§ SOURCE:
------------------------------------

I am hurrying through a maze of streets in a city in Pakistan with two officials from the British High Commission in Islamabad. It’s a race against time to rescue a British girl who fears she is being forced into marriage against her will. Sana, a 19-year-old from the Midlands, was brought here by her parents, lured with the promise that she could go to university. Instead, she was physically abused when she refused to marry a man she had never met.

Sana cannot leave the house and is afraid to speak on her mobile, but she can text. Smartphone technology enables British Consul Simon Minshull and his local colleague Neelam Farooq to pinpoint the house. Taken unawares, Sana’s parents let the officials in, and Farooq immediately insists on seeing her alone, telling her father they are concerned for her welfare. Once alone, Sana tells Farooq she is desperate to leave. “She has asked for assistance and we cannot refuse that,” Farooq firmly tells her father.

Now Minshull demands the girl’s British passport. While her father stalls, Farooq hustles Sana out. The family have made a phone call and more relatives are on their way. Things could turn nasty. Within minutes, Sana is in our armoured convoy and we are speeding away. A slight figure with a quiet but determined manner, she confides that she was terrified the officials would not come, or that her father would not let her go.

“The abuse was very bad,” she says, admitting she had considered suicide rather than go through a forced marriage: “I thought the easiest way out was death, hard as that is… either that or get the embassy to help.”

The dramatic rescue in Pakistan was the culmination of work by a special government team – the Forced Marriage Unit (FMU) in the Foreign Office. It deals with around 1,400 cases a year but believes there may be more than 6,000. The unit has cases in 74 countries, but 42 per cent involve Pakistan, due to the large diaspora community in the UK. Last summer, forced marriage was made a criminal offence in Britain – a signal from the Government that the practice, which can lead to abuse, rape and murder, will no longer be tolerated. “Forced marriage is a government priority,” says Minshull, “and our commitment is that we will use the option of rescuing someone where we need to.”

------------------------------------

§ GIVEN INSTRUCTION A:
Write out the passage of the article on forced marriage between "Now Minshull demands" and "let her go.", inclusive, with the wording unchanged.
The entries come from a different source than the article on forced marriage.

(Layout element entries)
------------------------------------

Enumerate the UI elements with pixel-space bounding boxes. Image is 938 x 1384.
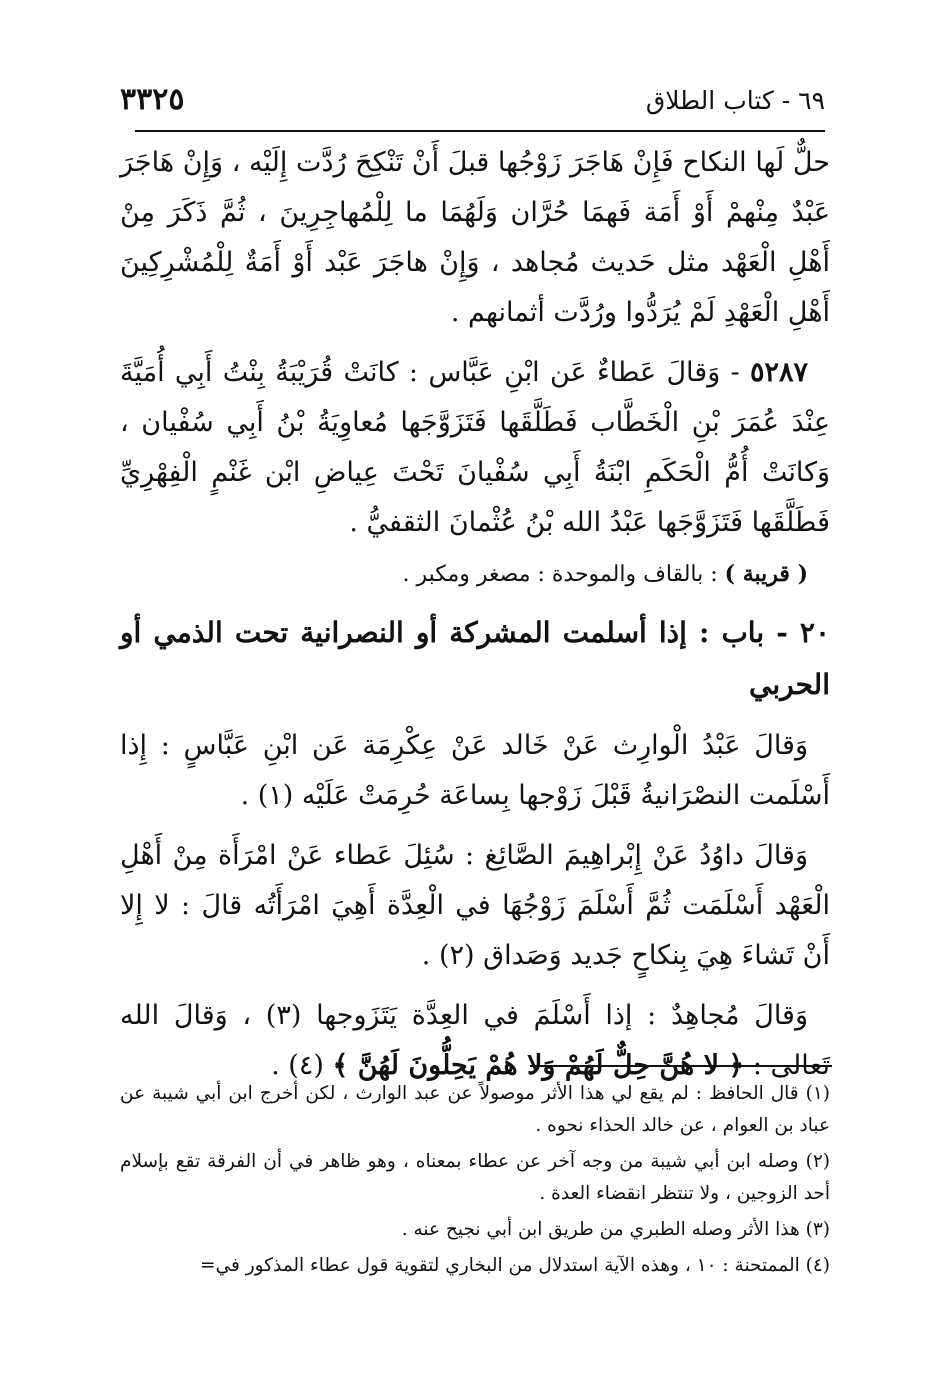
hadith-number: ٥٢٨٧ xyxy=(749,357,808,388)
footnotes xyxy=(120,1078,830,1286)
chapter-title: ٦٩ - كتاب الطلاق xyxy=(645,86,825,115)
word-note xyxy=(120,554,830,595)
paragraph-start: وَقالَ مُجاهِدٌ : إذا أَسْلَمَ في العِدَّة يَتَزَوجها (٣) ، وَقالَ الله تَعالى : xyxy=(120,1000,830,1081)
footnote-3: (٣) هذا الأثر وصله الطبري من طريق ابن أبي نجيح عنه . xyxy=(401,1219,830,1240)
paragraph: وَقالَ داوُدُ عَنْ إِبْراهِيمَ الصَّائِغ : سُئِلَ عَطاء عَنْ امْرَأَة مِنْ أَهْلِ الْعَهْد أَسْلَمَت ثُمَّ أَسْلَمَ زَوْجُهَا في الْعِدَّة أَهِيَ امْرَأَتُه قالَ : لا إِلا أَنْ تَشاءَ هِيَ بِنكاحٍ جَديد وَصَداق (٢) . xyxy=(120,840,830,971)
footnote-1: (١) قال الحافظ : لم يقع لي هذا الأثر موصولاً عن عبد الوارث ، لكن أخرج ابن أبي شيبة عن عباد بن العوام ، عن خالد الحذاء نحوه . xyxy=(120,1083,830,1136)
main-text xyxy=(120,138,830,1101)
footnote-2: (٢) وصله ابن أبي شيبة من وجه آخر عن عطاء بمعناه ، وهو ظاهر في أن الفرقة تقع بإسلام أحد الزوجين ، ولا تنتظر انقضاء العدة . xyxy=(120,1151,830,1204)
running-header xyxy=(120,82,825,122)
quran-verse: ﴿ لا هُنَّ حِلٌّ لَهُمْ وَلا هُمْ يَحِلُّونَ لَهُنَّ ﴾ xyxy=(332,1050,745,1081)
hadith-text: - وَقالَ عَطاءٌ عَن ابْنِ عَبَّاس : كانَتْ قُرَيْبَةُ بِنْتُ أَبِي أُمَيَّةَ عِنْدَ عُمَرَ بْنِ الْخَطَّاب فَطَلَّقَها فَتَزَوَّجَها مُعاوِيَةُ بْنُ أَبِي سُفْيان ، وَكانَتْ أُمُّ الْحَكَمِ ابْنَةُ أَبِي سُفْيانَ تَحْتَ عِياضِ ابْن غَنْمٍ الْفِهْرِيِّ فَطَلَّقَها فَتَزَوَّجَها عَبْدُ الله بْنُ عُثْمانَ الثقفيُّ . xyxy=(120,357,830,538)
note-term: ( قريبة ) xyxy=(724,561,808,587)
note-text: : بالقاف والموحدة : مصغر ومكبر . xyxy=(402,562,725,587)
paragraph-continuation: حلٌّ لَها النكاح فَإِنْ هَاجَرَ زَوْجُها قبلَ أَنْ تَنْكِحَ رُدَّت إِلَيْه ، وَإِنْ هَاجَرَ عَبْدٌ مِنْهمْ أَوْ أَمَة فَهمَا حُرَّان وَلَهُمَا ما لِلْمُهاجِرِينَ ، ثُمَّ ذَكَرَ مِنْ أَهْلِ الْعَهْد مثل حَديث مُجاهد ، وَإِنْ هاجَرَ عَبْد أَوْ أَمَةٌ لِلْمُشْرِكِينَ أَهْلِ الْعَهْدِ لَمْ يُرَدُّوا ورُدَّت أثمانهم . xyxy=(120,147,830,328)
hadith-paragraph xyxy=(120,348,830,548)
page-number: ٣٣٢٥ xyxy=(120,82,185,117)
paragraph-with-quran xyxy=(120,991,830,1091)
chapter-heading: ٢٠ - باب : إذا أسلمت المشركة أو النصرانية تحت الذمي أو الحربي xyxy=(120,616,830,701)
paragraph-end: (٤) . xyxy=(271,1050,333,1081)
footnote-rule xyxy=(530,1065,832,1067)
paragraph: وَقالَ عَبْدُ الْوارِث عَنْ خَالد عَنْ عِكْرِمَة عَن ابْنِ عَبَّاسٍ : إِذا أَسْلَمت النصْرَانيةُ قَبْلَ زَوْجها بِساعَة حُرِمَتْ عَلَيْه (١) . xyxy=(120,730,830,811)
footnote-4: (٤) الممتحنة : ١٠ ، وهذه الآية استدلال من البخاري لتقوية قول عطاء المذكور في= xyxy=(200,1255,830,1276)
header-rule xyxy=(135,130,825,132)
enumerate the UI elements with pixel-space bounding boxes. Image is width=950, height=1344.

------------------------------------

§ GIVEN INSTRUCTION B:
Lay out as a numbered list the lines of the entries between the lines holding "hadith-number: ٥٢٨٧ xyxy=(749,357,808,388)" and "footnote-3: (٣) هذا", inclusive, leaving out any blank lines.

§ TASK SOLUTION A:
Now Minshull demands the girl’s British passport. While her father stalls, Farooq hustles Sana out. The family have made a phone call and more relatives are on their way. Things could turn nasty. Within minutes, Sana is in our armoured convoy and we are speeding away. A slight figure with a quiet but determined manner, she confides that she was terrified the officials would not come, or that her father would not let her go.

§ TASK SOLUTION B:
1. hadith-number: ٥٢٨٧ xyxy=(749,357,808,388)
2. footnotes xyxy=(120,1078,830,1286)
3. chapter-title: ٦٩ - كتاب الطلاق xyxy=(645,86,825,115)
4. word-note xyxy=(120,554,830,595)
5. paragraph-start: وَقالَ مُجاهِدٌ : إذا أَسْلَمَ في العِدَّة يَتَزَوجها (٣) ، وَقالَ الله تَعالى : xyxy=(120,1000,830,1081)
6. footnote-3: (٣) هذا الأثر وصله الطبري من طريق ابن أبي نجيح عنه . xyxy=(401,1219,830,1240)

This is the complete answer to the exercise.